- What needs to be done
Wherever the word "value" appears in the entries, copy the whole line.

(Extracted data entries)

** BEGIN **

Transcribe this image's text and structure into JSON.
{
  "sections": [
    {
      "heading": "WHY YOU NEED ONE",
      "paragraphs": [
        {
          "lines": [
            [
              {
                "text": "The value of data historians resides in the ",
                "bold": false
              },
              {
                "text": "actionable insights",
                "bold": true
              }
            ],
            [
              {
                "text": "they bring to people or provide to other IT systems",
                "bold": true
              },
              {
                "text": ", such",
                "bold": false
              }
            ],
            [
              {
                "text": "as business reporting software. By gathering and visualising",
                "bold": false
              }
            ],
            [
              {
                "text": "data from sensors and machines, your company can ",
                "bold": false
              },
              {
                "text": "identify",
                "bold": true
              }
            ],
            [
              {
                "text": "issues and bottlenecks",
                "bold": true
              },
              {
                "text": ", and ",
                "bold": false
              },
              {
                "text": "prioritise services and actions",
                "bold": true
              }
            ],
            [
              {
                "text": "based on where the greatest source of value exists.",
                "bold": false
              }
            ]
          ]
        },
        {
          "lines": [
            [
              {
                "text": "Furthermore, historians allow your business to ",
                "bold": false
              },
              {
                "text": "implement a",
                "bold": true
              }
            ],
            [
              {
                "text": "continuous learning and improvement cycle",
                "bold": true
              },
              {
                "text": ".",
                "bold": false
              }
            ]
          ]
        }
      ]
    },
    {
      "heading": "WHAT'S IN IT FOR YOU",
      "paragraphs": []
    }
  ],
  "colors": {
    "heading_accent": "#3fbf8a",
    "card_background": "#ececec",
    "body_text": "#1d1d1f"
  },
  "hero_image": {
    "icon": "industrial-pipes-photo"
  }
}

** END **

- Answer in full
                "text": "The value of data historians resides in the ",
                "text": "based on where the greatest source of value exists.",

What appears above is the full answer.